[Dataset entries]
=====
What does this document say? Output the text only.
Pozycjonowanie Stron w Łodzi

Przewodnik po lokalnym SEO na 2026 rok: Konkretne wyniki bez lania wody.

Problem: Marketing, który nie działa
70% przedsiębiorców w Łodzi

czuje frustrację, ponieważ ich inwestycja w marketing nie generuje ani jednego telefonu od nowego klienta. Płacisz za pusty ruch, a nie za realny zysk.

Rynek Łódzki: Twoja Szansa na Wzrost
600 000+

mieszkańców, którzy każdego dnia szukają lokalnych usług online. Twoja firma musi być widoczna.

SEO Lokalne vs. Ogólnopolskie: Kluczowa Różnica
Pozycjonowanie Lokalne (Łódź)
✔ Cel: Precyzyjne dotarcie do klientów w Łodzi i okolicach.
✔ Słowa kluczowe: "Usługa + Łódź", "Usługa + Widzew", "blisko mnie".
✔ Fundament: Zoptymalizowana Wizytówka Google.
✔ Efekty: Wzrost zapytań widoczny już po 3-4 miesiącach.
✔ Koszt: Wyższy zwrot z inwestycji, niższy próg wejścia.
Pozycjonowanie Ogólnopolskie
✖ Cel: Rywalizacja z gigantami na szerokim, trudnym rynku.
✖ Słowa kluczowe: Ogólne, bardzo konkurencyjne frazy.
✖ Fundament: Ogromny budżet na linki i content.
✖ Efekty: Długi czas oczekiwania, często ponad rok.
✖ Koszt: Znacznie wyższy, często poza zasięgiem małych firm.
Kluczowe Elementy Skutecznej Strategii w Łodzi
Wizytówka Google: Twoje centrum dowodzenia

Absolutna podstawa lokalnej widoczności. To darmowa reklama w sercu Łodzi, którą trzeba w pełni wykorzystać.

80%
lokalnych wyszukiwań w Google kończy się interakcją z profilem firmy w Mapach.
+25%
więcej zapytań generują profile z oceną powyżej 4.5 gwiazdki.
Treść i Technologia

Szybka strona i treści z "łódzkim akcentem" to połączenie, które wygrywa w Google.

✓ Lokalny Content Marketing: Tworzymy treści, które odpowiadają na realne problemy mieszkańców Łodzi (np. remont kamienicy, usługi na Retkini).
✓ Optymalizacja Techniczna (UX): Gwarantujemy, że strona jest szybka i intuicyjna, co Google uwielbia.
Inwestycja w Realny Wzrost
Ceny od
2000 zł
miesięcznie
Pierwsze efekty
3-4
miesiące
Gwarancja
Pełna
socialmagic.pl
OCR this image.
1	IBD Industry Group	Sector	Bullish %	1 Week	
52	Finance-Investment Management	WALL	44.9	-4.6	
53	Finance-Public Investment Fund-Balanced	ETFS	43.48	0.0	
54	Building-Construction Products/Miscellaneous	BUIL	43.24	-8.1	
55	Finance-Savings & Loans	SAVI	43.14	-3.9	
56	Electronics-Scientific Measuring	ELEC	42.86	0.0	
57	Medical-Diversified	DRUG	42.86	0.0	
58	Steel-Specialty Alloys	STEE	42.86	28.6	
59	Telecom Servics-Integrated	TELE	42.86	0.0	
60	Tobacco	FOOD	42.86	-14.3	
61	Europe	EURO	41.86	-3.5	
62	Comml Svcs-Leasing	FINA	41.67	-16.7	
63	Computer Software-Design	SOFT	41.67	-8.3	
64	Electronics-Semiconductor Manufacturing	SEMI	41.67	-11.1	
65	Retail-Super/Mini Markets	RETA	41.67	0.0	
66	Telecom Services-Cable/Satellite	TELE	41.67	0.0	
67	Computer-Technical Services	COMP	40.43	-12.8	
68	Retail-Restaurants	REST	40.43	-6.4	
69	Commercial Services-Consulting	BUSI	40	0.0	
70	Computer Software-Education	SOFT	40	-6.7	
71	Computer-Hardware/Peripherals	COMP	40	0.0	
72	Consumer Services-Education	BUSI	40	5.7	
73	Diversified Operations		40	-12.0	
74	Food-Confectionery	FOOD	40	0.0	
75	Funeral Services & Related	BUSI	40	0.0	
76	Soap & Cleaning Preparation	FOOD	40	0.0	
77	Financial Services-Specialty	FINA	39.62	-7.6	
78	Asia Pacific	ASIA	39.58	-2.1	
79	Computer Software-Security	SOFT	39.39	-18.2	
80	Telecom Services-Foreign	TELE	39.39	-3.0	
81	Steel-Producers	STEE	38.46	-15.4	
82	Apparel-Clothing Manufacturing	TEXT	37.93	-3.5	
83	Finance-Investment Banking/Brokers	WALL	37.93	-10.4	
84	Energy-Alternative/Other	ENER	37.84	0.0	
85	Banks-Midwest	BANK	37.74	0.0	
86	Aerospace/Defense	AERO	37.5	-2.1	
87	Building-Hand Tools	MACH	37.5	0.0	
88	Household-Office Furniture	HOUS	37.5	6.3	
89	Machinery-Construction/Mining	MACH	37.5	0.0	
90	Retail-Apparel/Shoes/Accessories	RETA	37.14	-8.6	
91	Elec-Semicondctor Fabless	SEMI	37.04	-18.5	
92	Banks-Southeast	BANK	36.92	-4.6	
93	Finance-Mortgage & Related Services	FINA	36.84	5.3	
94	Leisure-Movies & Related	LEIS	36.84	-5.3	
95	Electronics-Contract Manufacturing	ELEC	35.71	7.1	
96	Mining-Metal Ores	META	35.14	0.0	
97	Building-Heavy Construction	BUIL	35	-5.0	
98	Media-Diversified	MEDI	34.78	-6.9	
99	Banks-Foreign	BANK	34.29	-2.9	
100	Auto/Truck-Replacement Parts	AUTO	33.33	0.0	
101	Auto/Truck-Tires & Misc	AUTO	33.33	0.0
=====
**Work to be completed:** Extract the complete listing verbatim.

**Correct output:**
What does this document say? Output the text only.
Pozycjonowanie Stron w Łodzi

Przewodnik po lokalnym SEO na 2026 rok: Konkretne wyniki bez lania wody.

Problem: Marketing, który nie działa
70% przedsiębiorców w Łodzi

czuje frustrację, ponieważ ich inwestycja w marketing nie generuje ani jednego telefonu od nowego klienta. Płacisz za pusty ruch, a nie za realny zysk.

Rynek Łódzki: Twoja Szansa na Wzrost
600 000+

mieszkańców, którzy każdego dnia szukają lokalnych usług online. Twoja firma musi być widoczna.

SEO Lokalne vs. Ogólnopolskie: Kluczowa Różnica
Pozycjonowanie Lokalne (Łódź)
✔ Cel: Precyzyjne dotarcie do klientów w Łodzi i okolicach.
✔ Słowa kluczowe: "Usługa + Łódź", "Usługa + Widzew", "blisko mnie".
✔ Fundament: Zoptymalizowana Wizytówka Google.
✔ Efekty: Wzrost zapytań widoczny już po 3-4 miesiącach.
✔ Koszt: Wyższy zwrot z inwestycji, niższy próg wejścia.
Pozycjonowanie Ogólnopolskie
✖ Cel: Rywalizacja z gigantami na szerokim, trudnym rynku.
✖ Słowa kluczowe: Ogólne, bardzo konkurencyjne frazy.
✖ Fundament: Ogromny budżet na linki i content.
✖ Efekty: Długi czas oczekiwania, często ponad rok.
✖ Koszt: Znacznie wyższy, często poza zasięgiem małych firm.
Kluczowe Elementy Skutecznej Strategii w Łodzi
Wizytówka Google: Twoje centrum dowodzenia

Absolutna podstawa lokalnej widoczności. To darmowa reklama w sercu Łodzi, którą trzeba w pełni wykorzystać.

80%
lokalnych wyszukiwań w Google kończy się interakcją z profilem firmy w Mapach.
+25%
więcej zapytań generują profile z oceną powyżej 4.5 gwiazdki.
Treść i Technologia

Szybka strona i treści z "łódzkim akcentem" to połączenie, które wygrywa w Google.

✓ Lokalny Content Marketing: Tworzymy treści, które odpowiadają na realne problemy mieszkańców Łodzi (np. remont kamienicy, usługi na Retkini).
✓ Optymalizacja Techniczna (UX): Gwarantujemy, że strona jest szybka i intuicyjna, co Google uwielbia.
Inwestycja w Realny Wzrost
Ceny od
2000 zł
miesięcznie
Pierwsze efekty
3-4
miesiące
Gwarancja
Pełna
socialmagic.pl
OCR this image.
1	IBD Industry Group	Sector	Bullish %	1 Week	
52	Finance-Investment Management	WALL	44.9	-4.6	
53	Finance-Public Investment Fund-Balanced	ETFS	43.48	0.0	
54	Building-Construction Products/Miscellaneous	BUIL	43.24	-8.1	
55	Finance-Savings & Loans	SAVI	43.14	-3.9	
56	Electronics-Scientific Measuring	ELEC	42.86	0.0	
57	Medical-Diversified	DRUG	42.86	0.0	
58	Steel-Specialty Alloys	STEE	42.86	28.6	
59	Telecom Servics-Integrated	TELE	42.86	0.0	
60	Tobacco	FOOD	42.86	-14.3	
61	Europe	EURO	41.86	-3.5	
62	Comml Svcs-Leasing	FINA	41.67	-16.7	
63	Computer Software-Design	SOFT	41.67	-8.3	
64	Electronics-Semiconductor Manufacturing	SEMI	41.67	-11.1	
65	Retail-Super/Mini Markets	RETA	41.67	0.0	
66	Telecom Services-Cable/Satellite	TELE	41.67	0.0	
67	Computer-Technical Services	COMP	40.43	-12.8	
68	Retail-Restaurants	REST	40.43	-6.4	
69	Commercial Services-Consulting	BUSI	40	0.0	
70	Computer Software-Education	SOFT	40	-6.7	
71	Computer-Hardware/Peripherals	COMP	40	0.0	
72	Consumer Services-Education	BUSI	40	5.7	
73	Diversified Operations		40	-12.0	
74	Food-Confectionery	FOOD	40	0.0	
75	Funeral Services & Related	BUSI	40	0.0	
76	Soap & Cleaning Preparation	FOOD	40	0.0	
77	Financial Services-Specialty	FINA	39.62	-7.6	
78	Asia Pacific	ASIA	39.58	-2.1	
79	Computer Software-Security	SOFT	39.39	-18.2	
80	Telecom Services-Foreign	TELE	39.39	-3.0	
81	Steel-Producers	STEE	38.46	-15.4	
82	Apparel-Clothing Manufacturing	TEXT	37.93	-3.5	
83	Finance-Investment Banking/Brokers	WALL	37.93	-10.4	
84	Energy-Alternative/Other	ENER	37.84	0.0	
85	Banks-Midwest	BANK	37.74	0.0	
86	Aerospace/Defense	AERO	37.5	-2.1	
87	Building-Hand Tools	MACH	37.5	0.0	
88	Household-Office Furniture	HOUS	37.5	6.3	
89	Machinery-Construction/Mining	MACH	37.5	0.0	
90	Retail-Apparel/Shoes/Accessories	RETA	37.14	-8.6	
91	Elec-Semicondctor Fabless	SEMI	37.04	-18.5	
92	Banks-Southeast	BANK	36.92	-4.6	
93	Finance-Mortgage & Related Services	FINA	36.84	5.3	
94	Leisure-Movies & Related	LEIS	36.84	-5.3	
95	Electronics-Contract Manufacturing	ELEC	35.71	7.1	
96	Mining-Metal Ores	META	35.14	0.0	
97	Building-Heavy Construction	BUIL	35	-5.0	
98	Media-Diversified	MEDI	34.78	-6.9	
99	Banks-Foreign	BANK	34.29	-2.9	
100	Auto/Truck-Replacement Parts	AUTO	33.33	0.0	
101	Auto/Truck-Tires & Misc	AUTO	33.33	0.0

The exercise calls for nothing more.